* _What this task involves_:
Every line with the string "المسلمين" should be gathered.

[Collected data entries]

..........

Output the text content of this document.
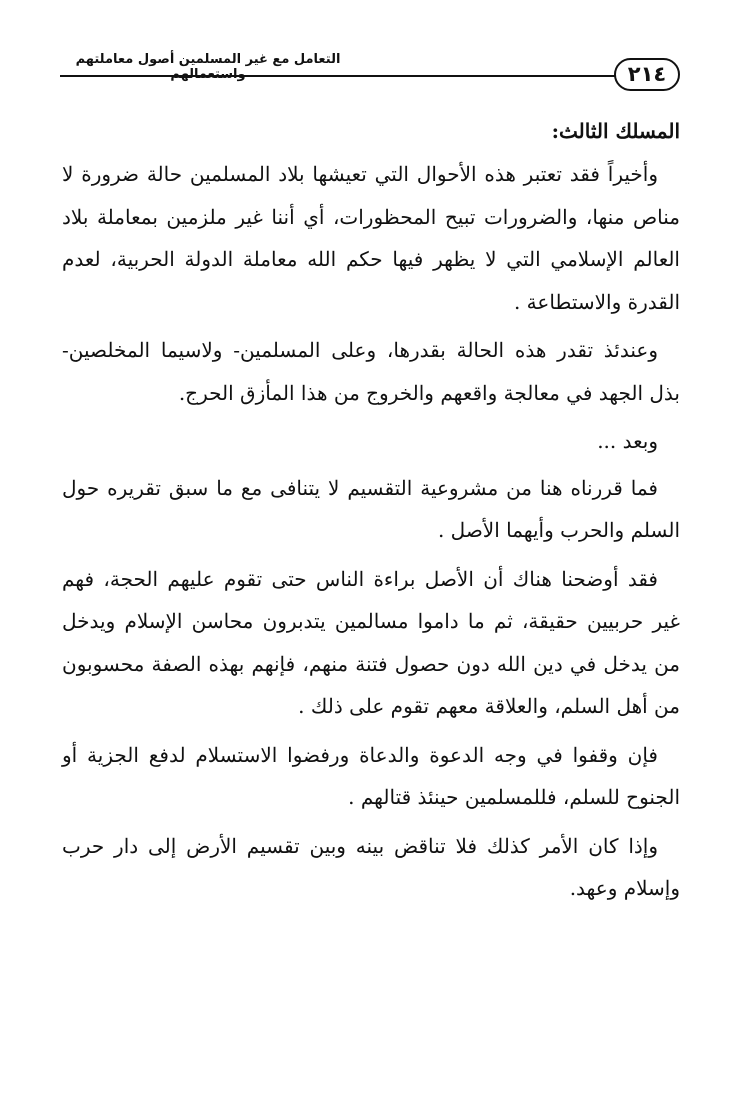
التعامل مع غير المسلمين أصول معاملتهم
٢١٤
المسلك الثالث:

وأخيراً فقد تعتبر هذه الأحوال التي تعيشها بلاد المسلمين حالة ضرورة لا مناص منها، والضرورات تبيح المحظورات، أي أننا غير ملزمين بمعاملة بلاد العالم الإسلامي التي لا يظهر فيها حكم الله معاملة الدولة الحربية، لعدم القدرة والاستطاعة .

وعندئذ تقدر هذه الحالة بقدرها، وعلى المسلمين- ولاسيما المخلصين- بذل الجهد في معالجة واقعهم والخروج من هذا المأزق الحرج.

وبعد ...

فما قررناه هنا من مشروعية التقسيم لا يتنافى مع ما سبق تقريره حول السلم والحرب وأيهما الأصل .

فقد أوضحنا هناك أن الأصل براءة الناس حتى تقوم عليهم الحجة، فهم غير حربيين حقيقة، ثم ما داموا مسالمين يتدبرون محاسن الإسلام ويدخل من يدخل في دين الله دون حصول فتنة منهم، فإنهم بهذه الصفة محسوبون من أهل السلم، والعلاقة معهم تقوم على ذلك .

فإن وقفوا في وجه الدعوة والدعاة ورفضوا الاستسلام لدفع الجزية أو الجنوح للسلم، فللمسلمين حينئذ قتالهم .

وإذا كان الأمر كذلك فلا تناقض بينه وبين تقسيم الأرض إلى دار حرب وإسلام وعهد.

..........

* _Answer for the task_:
التعامل مع غير المسلمين أصول معاملتهم
وأخيراً فقد تعتبر هذه الأحوال التي تعيشها بلاد المسلمين حالة ضرورة لا مناص منها، والضرورات تبيح المحظورات، أي أننا غير ملزمين بمعاملة بلاد العالم الإسلامي التي لا يظهر فيها حكم الله معاملة الدولة الحربية، لعدم القدرة والاستطاعة .
وعندئذ تقدر هذه الحالة بقدرها، وعلى المسلمين- ولاسيما المخلصين- بذل الجهد في معالجة واقعهم والخروج من هذا المأزق الحرج.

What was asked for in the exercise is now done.